### To be done
Filter the records below and copy every line containing the word "function".

(Excerpt from a dataset)
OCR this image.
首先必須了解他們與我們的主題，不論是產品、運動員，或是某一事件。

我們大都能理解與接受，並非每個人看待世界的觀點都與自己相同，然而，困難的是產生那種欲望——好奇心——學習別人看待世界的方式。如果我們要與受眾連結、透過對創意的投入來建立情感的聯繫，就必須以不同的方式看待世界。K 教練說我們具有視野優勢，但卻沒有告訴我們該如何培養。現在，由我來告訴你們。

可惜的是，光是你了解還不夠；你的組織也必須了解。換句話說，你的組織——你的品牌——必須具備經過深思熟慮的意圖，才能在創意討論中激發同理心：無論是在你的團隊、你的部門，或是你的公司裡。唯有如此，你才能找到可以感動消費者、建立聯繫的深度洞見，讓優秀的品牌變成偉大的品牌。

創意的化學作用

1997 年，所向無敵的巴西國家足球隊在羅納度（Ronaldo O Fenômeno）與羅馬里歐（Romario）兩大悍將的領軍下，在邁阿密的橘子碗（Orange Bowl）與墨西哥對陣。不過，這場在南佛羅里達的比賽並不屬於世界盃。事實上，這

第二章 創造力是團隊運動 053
...
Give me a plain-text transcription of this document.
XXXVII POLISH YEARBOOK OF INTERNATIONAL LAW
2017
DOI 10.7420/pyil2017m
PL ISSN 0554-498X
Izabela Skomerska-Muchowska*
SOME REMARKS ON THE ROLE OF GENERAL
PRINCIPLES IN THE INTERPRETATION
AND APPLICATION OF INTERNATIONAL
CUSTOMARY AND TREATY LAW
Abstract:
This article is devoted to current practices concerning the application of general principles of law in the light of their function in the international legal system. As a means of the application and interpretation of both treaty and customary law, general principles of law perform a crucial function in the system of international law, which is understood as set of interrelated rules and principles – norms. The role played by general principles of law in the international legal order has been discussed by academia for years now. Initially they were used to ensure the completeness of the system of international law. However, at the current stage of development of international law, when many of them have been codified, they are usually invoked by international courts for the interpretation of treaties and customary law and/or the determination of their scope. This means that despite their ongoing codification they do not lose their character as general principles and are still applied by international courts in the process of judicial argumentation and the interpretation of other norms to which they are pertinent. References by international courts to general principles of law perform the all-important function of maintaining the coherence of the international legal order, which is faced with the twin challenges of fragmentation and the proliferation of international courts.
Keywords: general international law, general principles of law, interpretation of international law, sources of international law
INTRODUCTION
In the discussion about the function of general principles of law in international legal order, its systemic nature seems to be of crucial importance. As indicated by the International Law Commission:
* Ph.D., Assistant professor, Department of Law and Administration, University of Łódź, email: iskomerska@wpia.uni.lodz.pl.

### Task result
This article is devoted to current practices concerning the application of general principles of law in the light of their function in the international legal system. As a means of the application and interpretation of both treaty and customary law, general principles of law perform a crucial function in the system of international law, which is understood as set of interrelated rules and principles – norms. The role played by general principles of law in the international legal order has been discussed by academia for years now. Initially they were used to ensure the completeness of the system of international law. However, at the current stage of development of international law, when many of them have been codified, they are usually invoked by international courts for the interpretation of treaties and customary law and/or the determination of their scope. This means that despite their ongoing codification they do not lose their character as general principles and are still applied by international courts in the process of judicial argumentation and the interpretation of other norms to which they are pertinent. References by international courts to general principles of law perform the all-important function of maintaining the coherence of the international legal order, which is faced with the twin challenges of fragmentation and the proliferation of international courts.
In the discussion about the function of general principles of law in international legal order, its systemic nature seems to be of crucial importance. As indicated by the International Law Commission:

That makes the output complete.